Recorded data
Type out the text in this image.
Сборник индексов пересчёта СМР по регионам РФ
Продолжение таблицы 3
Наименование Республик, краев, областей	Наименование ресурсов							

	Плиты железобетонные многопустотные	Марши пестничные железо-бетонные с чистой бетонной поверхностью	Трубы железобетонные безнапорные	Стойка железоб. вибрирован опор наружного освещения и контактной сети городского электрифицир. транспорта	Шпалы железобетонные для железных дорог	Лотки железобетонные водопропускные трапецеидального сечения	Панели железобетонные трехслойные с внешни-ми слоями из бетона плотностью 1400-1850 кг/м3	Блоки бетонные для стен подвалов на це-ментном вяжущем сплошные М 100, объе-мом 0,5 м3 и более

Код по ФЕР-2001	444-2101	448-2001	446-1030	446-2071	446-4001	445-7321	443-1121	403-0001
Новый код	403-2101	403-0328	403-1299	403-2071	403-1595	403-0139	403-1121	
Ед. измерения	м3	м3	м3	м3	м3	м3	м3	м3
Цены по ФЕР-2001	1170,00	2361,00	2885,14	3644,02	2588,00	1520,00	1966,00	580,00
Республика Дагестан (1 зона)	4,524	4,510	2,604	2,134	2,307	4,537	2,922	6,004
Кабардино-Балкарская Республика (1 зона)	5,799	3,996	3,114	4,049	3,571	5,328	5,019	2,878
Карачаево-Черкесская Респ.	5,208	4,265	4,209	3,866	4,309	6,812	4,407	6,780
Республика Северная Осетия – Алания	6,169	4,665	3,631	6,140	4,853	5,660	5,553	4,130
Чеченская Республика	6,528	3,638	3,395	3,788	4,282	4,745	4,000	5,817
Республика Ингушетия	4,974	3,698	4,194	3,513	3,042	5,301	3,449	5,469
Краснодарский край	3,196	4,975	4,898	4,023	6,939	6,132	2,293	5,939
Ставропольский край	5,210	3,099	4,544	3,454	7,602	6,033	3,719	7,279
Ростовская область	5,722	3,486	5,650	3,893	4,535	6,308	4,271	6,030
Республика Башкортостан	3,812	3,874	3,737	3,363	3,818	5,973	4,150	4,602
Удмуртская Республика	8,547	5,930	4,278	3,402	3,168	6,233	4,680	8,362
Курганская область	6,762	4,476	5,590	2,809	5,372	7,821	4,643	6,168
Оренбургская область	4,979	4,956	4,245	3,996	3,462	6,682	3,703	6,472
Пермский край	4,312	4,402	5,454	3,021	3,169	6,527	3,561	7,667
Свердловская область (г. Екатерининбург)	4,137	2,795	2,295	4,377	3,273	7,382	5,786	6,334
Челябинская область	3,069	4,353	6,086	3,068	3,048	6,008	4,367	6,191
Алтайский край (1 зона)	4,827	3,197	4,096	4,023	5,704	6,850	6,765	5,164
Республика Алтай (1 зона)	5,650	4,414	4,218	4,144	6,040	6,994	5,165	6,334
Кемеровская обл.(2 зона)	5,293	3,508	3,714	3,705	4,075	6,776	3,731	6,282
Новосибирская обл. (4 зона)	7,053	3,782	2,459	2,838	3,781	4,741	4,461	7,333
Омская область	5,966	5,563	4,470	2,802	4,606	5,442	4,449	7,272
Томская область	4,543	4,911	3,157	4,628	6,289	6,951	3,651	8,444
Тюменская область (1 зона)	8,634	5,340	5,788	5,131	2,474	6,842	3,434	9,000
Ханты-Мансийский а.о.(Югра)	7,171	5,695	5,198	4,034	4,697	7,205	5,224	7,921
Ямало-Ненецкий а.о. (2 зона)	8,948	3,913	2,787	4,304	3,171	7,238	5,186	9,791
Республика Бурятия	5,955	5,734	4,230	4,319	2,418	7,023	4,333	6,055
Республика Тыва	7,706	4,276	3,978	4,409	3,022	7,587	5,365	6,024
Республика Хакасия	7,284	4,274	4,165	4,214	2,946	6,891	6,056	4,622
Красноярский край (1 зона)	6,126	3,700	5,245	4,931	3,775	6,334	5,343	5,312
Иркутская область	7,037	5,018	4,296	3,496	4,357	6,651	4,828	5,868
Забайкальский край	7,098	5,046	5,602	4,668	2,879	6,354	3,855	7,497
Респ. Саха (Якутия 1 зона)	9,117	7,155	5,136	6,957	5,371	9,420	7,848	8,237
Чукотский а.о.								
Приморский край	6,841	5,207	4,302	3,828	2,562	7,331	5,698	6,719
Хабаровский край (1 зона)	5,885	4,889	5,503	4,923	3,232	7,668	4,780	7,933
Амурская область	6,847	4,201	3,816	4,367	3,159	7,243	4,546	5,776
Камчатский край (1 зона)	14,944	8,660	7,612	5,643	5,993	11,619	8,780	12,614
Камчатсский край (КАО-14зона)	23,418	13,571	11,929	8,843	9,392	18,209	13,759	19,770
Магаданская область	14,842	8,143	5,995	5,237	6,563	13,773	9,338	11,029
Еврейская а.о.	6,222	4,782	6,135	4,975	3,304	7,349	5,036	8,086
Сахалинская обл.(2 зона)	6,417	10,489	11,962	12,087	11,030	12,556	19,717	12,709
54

* **Your objective**: Locate the lines above that contain "край" and copy them.

* **Response to this task**:
Краснодарский край	3,196	4,975	4,898	4,023	6,939	6,132	2,293	5,939
Ставропольский край	5,210	3,099	4,544	3,454	7,602	6,033	3,719	7,279
Пермский край	4,312	4,402	5,454	3,021	3,169	6,527	3,561	7,667
Алтайский край (1 зона)	4,827	3,197	4,096	4,023	5,704	6,850	6,765	5,164
Красноярский край (1 зона)	6,126	3,700	5,245	4,931	3,775	6,334	5,343	5,312
Забайкальский край	7,098	5,046	5,602	4,668	2,879	6,354	3,855	7,497
Приморский край	6,841	5,207	4,302	3,828	2,562	7,331	5,698	6,719
Хабаровский край (1 зона)	5,885	4,889	5,503	4,923	3,232	7,668	4,780	7,933
Камчатский край (1 зона)	14,944	8,660	7,612	5,643	5,993	11,619	8,780	12,614
Камчатсский край (КАО-14зона)	23,418	13,571	11,929	8,843	9,392	18,209	13,759	19,770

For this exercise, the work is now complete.